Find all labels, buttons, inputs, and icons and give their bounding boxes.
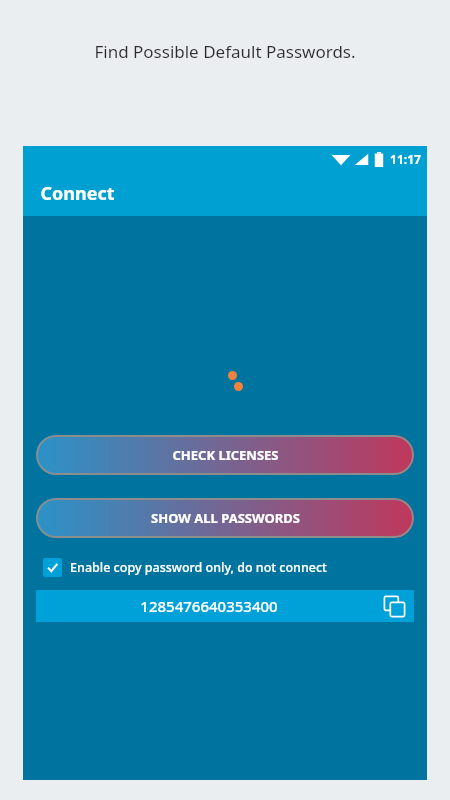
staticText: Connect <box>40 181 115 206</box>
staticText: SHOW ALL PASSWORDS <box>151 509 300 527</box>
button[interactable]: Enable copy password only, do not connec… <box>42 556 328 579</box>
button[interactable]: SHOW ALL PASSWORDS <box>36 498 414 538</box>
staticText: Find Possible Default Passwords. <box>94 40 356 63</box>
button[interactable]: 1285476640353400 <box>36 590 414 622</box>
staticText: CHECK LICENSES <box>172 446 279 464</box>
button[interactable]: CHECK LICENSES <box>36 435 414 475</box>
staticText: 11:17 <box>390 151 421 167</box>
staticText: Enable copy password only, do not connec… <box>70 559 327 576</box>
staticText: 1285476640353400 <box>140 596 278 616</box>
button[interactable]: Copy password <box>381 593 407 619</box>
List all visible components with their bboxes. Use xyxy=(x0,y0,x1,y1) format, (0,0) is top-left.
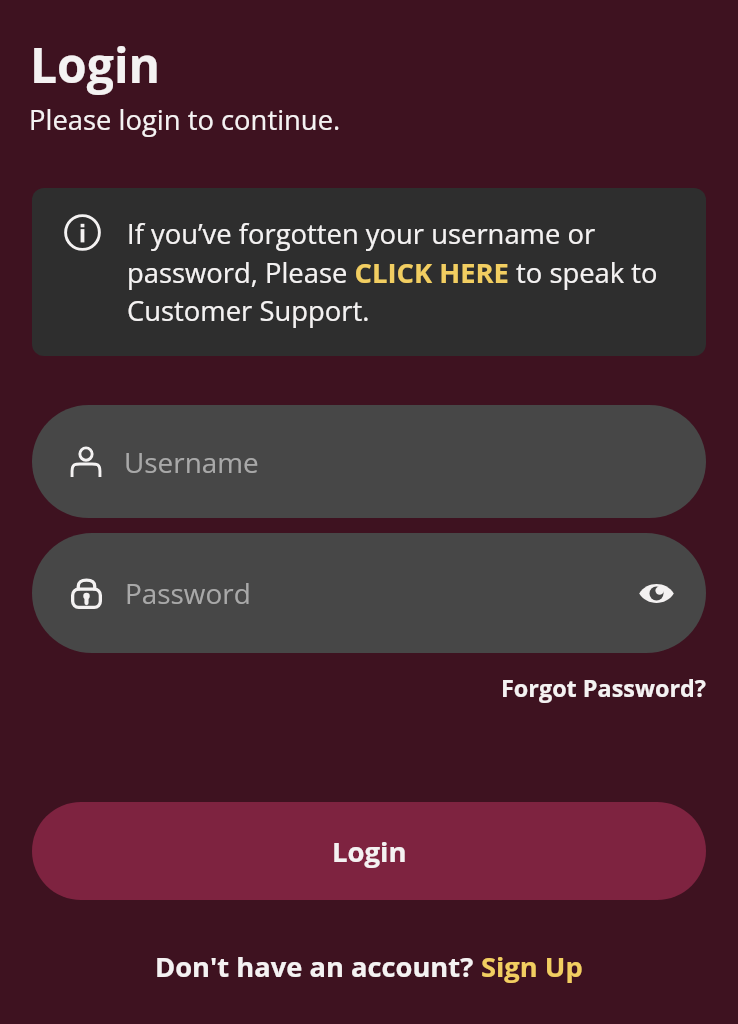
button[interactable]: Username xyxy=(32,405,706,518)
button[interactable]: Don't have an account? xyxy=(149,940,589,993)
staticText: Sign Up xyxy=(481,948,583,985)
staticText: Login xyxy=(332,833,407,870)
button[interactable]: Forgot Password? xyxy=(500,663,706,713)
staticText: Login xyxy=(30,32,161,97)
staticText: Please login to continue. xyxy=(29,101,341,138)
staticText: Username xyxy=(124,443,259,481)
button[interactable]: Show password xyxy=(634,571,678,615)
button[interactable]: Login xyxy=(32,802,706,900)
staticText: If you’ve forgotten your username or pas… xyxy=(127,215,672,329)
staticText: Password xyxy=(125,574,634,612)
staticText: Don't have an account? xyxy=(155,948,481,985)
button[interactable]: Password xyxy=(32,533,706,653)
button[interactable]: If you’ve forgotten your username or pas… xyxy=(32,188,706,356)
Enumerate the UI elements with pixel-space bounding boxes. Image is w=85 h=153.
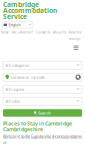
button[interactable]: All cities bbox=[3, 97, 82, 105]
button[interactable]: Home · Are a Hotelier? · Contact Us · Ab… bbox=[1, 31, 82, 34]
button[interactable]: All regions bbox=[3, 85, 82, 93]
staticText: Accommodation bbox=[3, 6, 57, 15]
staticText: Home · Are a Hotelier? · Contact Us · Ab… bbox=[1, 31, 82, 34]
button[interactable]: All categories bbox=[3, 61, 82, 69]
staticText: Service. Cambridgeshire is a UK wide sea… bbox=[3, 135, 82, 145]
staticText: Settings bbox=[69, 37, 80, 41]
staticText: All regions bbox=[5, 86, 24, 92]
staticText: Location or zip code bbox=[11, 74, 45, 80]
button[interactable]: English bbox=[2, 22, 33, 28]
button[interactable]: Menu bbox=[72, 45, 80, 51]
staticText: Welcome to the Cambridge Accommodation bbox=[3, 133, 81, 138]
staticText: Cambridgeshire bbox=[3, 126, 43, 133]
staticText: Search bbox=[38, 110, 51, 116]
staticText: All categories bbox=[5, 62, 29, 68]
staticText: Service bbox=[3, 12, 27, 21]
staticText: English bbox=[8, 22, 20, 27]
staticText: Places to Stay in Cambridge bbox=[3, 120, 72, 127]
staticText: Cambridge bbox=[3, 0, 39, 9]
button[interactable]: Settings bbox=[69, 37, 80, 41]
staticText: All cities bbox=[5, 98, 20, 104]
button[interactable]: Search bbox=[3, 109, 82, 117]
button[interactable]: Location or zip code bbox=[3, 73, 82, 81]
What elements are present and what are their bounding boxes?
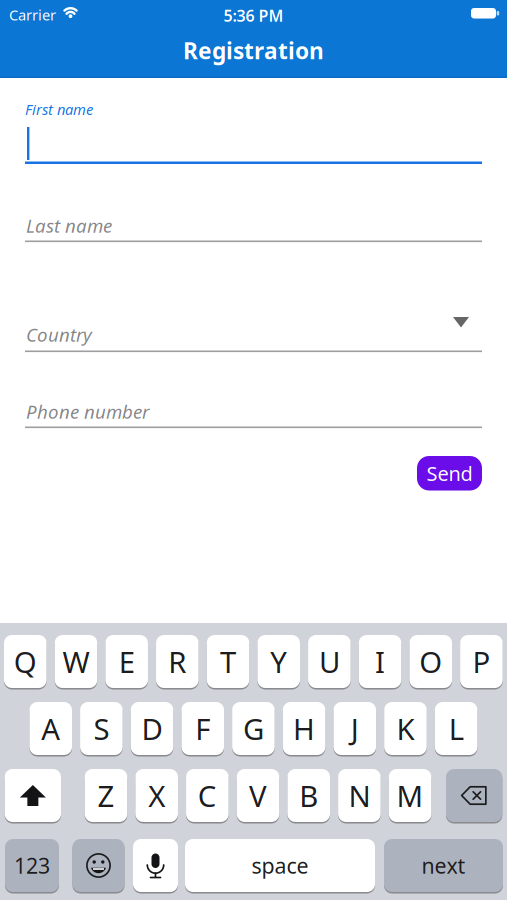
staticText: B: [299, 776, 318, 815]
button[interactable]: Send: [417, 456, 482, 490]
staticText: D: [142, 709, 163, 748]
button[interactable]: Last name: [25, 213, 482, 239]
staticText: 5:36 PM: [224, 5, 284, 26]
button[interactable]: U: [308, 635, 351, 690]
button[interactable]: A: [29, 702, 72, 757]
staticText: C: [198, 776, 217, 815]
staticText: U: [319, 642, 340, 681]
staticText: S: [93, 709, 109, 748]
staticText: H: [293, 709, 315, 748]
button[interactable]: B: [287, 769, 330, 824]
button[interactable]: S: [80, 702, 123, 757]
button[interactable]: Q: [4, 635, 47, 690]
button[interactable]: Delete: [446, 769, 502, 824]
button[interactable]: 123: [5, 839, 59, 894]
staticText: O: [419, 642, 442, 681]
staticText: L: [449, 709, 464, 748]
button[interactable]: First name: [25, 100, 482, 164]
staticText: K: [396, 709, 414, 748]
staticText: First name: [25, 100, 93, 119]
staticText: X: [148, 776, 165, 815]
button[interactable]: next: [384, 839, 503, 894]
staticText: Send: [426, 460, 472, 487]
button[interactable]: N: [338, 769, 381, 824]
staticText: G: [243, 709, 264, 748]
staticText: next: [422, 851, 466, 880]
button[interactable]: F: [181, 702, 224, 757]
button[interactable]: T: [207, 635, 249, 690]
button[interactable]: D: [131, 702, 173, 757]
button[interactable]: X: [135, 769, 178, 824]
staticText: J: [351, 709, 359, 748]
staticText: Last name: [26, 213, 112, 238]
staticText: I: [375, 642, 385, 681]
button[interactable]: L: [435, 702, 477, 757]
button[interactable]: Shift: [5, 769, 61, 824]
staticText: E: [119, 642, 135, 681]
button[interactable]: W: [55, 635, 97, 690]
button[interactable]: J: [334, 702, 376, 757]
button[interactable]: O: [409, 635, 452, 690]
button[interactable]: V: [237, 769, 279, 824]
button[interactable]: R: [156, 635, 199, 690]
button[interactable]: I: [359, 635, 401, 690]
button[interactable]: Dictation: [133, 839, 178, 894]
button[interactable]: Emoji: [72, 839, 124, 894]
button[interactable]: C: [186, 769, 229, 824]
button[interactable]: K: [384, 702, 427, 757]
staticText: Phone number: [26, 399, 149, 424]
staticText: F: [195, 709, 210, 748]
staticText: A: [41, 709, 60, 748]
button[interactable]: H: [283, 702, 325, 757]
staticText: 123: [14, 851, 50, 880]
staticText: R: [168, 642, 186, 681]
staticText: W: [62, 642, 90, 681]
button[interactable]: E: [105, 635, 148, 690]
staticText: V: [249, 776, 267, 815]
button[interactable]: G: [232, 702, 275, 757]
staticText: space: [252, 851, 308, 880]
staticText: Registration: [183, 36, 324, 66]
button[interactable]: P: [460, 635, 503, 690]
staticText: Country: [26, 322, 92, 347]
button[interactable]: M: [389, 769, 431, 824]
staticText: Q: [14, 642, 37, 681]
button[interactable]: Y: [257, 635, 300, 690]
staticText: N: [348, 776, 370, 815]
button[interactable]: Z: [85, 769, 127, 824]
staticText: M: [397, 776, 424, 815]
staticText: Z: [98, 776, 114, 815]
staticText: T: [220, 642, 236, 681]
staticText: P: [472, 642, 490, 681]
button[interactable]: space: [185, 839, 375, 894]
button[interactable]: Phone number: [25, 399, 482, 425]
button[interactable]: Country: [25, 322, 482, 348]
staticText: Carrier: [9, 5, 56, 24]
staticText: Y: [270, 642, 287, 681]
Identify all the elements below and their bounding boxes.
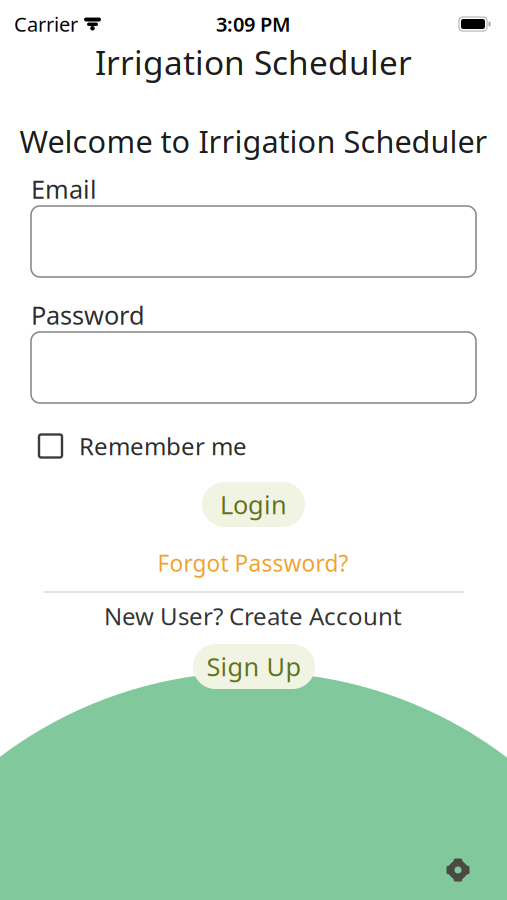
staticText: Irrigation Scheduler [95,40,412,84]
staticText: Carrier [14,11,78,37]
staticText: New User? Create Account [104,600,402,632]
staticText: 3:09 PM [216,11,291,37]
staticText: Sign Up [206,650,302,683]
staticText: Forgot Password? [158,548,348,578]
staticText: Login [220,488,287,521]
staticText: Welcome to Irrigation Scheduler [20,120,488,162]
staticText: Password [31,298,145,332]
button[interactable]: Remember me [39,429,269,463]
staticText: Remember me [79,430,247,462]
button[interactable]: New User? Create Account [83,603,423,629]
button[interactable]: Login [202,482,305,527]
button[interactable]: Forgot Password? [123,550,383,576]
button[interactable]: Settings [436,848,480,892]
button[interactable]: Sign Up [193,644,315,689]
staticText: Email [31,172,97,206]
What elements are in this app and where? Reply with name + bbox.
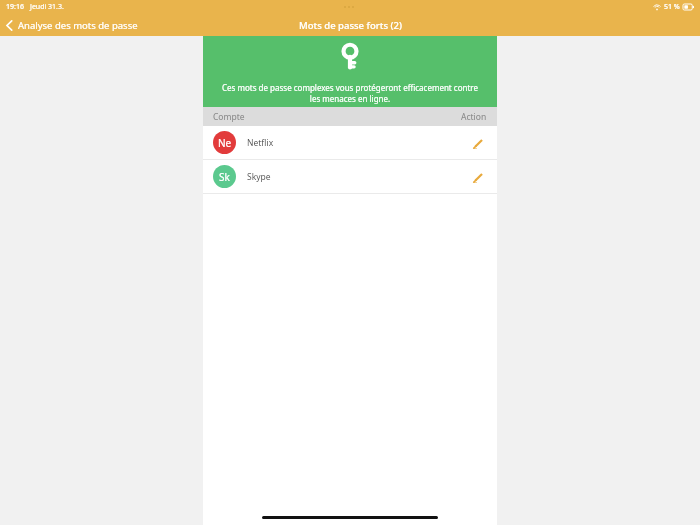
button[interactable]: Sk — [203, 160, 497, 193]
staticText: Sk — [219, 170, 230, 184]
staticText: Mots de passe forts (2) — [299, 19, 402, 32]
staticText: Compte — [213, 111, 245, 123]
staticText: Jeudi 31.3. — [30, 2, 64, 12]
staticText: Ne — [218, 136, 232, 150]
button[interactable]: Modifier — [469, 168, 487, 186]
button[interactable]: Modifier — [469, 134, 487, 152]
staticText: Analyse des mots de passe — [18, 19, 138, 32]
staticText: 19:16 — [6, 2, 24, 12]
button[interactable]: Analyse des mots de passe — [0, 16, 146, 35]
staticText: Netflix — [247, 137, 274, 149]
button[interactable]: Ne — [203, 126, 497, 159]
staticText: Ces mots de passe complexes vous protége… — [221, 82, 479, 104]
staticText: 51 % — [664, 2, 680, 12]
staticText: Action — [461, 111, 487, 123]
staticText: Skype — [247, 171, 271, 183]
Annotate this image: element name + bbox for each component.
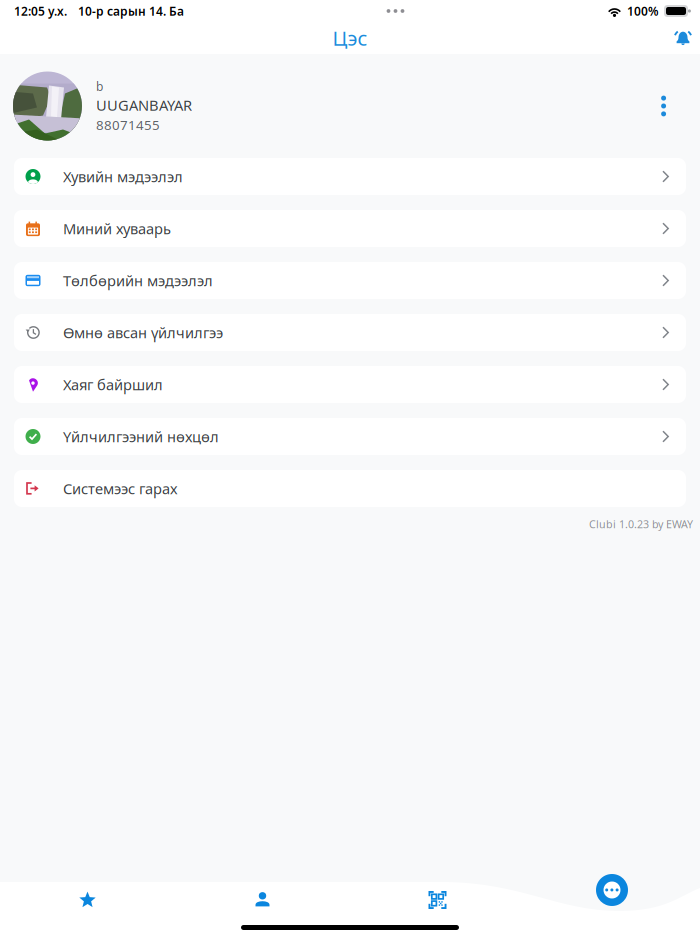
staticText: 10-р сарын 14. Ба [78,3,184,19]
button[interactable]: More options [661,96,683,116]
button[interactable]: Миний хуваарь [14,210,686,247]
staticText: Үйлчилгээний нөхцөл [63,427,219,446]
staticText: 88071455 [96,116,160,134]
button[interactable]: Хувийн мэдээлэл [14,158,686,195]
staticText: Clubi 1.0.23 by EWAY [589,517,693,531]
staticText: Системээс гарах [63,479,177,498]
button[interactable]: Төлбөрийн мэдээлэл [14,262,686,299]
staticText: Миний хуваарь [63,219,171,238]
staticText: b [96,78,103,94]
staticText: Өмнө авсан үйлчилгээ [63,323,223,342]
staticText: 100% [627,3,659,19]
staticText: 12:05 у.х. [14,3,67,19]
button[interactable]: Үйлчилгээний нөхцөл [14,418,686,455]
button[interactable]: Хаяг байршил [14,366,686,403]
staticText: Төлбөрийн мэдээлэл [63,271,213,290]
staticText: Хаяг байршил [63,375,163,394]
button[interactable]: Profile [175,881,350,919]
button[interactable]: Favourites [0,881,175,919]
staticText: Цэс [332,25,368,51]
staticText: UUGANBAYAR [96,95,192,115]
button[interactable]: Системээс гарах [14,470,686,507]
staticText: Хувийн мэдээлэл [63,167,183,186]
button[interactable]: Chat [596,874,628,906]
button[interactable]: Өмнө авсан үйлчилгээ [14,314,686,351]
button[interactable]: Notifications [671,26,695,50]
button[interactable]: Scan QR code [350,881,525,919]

## Instruction
Quote the rows from the line with "button[interactable]: Sk —" up to and including the line with "Annotate this image: element", reproducing each one without any change.

## Right answer
button[interactable]: Sk — [203, 160, 497, 193]
staticText: Sk — [219, 170, 230, 184]
staticText: Mots de passe forts (2) — [299, 19, 402, 32]
staticText: Compte — [213, 111, 245, 123]
staticText: Jeudi 31.3. — [30, 2, 64, 12]
staticText: Ne — [218, 136, 232, 150]
button[interactable]: Modifier — [469, 168, 487, 186]
button[interactable]: Modifier — [469, 134, 487, 152]
staticText: Analyse des mots de passe — [18, 19, 138, 32]
staticText: 19:16 — [6, 2, 24, 12]
button[interactable]: Analyse des mots de passe — [0, 16, 146, 35]
staticText: Netflix — [247, 137, 274, 149]
button[interactable]: Ne — [203, 126, 497, 159]
staticText: Ces mots de passe complexes vous protége… — [221, 82, 479, 104]
staticText: 51 % — [664, 2, 680, 12]
staticText: Action — [461, 111, 487, 123]
staticText: Skype — [247, 171, 271, 183]
Annotate this image: element name + bbox for each component.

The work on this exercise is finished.